- Task input
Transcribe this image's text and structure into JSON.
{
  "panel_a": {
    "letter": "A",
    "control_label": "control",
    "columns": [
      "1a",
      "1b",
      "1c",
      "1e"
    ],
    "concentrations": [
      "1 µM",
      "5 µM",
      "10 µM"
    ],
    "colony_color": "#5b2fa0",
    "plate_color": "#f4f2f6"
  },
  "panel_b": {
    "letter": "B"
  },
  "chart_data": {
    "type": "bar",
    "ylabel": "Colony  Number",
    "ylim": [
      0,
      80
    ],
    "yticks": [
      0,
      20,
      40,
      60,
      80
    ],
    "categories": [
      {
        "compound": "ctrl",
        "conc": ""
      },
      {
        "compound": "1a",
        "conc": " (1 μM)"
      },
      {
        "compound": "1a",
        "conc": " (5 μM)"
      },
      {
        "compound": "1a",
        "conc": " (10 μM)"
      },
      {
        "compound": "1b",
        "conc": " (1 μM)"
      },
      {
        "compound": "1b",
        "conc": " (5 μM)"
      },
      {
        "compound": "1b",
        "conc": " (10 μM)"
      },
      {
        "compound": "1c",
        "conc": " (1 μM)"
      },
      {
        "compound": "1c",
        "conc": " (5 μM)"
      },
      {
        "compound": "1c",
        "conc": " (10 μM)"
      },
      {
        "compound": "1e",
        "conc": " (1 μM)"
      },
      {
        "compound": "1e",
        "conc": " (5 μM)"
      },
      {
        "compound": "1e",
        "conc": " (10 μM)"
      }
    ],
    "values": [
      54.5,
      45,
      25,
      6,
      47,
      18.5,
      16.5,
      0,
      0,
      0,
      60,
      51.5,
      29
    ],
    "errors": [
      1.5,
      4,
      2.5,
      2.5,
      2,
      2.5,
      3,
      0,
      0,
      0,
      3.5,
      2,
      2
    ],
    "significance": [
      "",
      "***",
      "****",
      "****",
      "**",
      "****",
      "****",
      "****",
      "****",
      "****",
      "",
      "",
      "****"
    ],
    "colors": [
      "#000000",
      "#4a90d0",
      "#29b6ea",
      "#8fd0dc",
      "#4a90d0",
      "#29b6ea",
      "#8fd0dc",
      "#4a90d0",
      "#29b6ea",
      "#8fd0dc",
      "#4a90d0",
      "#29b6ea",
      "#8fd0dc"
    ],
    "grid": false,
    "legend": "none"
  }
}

- To be done
Reproduce the listing above word for word.

- Written response
Transcribe this image's text and structure into JSON.
{
  "panel_a": {
    "letter": "A",
    "control_label": "control",
    "columns": [
      "1a",
      "1b",
      "1c",
      "1e"
    ],
    "concentrations": [
      "1 µM",
      "5 µM",
      "10 µM"
    ],
    "colony_color": "#5b2fa0",
    "plate_color": "#f4f2f6"
  },
  "panel_b": {
    "letter": "B"
  },
  "chart_data": {
    "type": "bar",
    "ylabel": "Colony  Number",
    "ylim": [
      0,
      80
    ],
    "yticks": [
      0,
      20,
      40,
      60,
      80
    ],
    "categories": [
      {
        "compound": "ctrl",
        "conc": ""
      },
      {
        "compound": "1a",
        "conc": " (1 μM)"
      },
      {
        "compound": "1a",
        "conc": " (5 μM)"
      },
      {
        "compound": "1a",
        "conc": " (10 μM)"
      },
      {
        "compound": "1b",
        "conc": " (1 μM)"
      },
      {
        "compound": "1b",
        "conc": " (5 μM)"
      },
      {
        "compound": "1b",
        "conc": " (10 μM)"
      },
      {
        "compound": "1c",
        "conc": " (1 μM)"
      },
      {
        "compound": "1c",
        "conc": " (5 μM)"
      },
      {
        "compound": "1c",
        "conc": " (10 μM)"
      },
      {
        "compound": "1e",
        "conc": " (1 μM)"
      },
      {
        "compound": "1e",
        "conc": " (5 μM)"
      },
      {
        "compound": "1e",
        "conc": " (10 μM)"
      }
    ],
    "values": [
      54.5,
      45,
      25,
      6,
      47,
      18.5,
      16.5,
      0,
      0,
      0,
      60,
      51.5,
      29
    ],
    "errors": [
      1.5,
      4,
      2.5,
      2.5,
      2,
      2.5,
      3,
      0,
      0,
      0,
      3.5,
      2,
      2
    ],
    "significance": [
      "",
      "***",
      "****",
      "****",
      "**",
      "****",
      "****",
      "****",
      "****",
      "****",
      "",
      "",
      "****"
    ],
    "colors": [
      "#000000",
      "#4a90d0",
      "#29b6ea",
      "#8fd0dc",
      "#4a90d0",
      "#29b6ea",
      "#8fd0dc",
      "#4a90d0",
      "#29b6ea",
      "#8fd0dc",
      "#4a90d0",
      "#29b6ea",
      "#8fd0dc"
    ],
    "grid": false,
    "legend": "none"
  }
}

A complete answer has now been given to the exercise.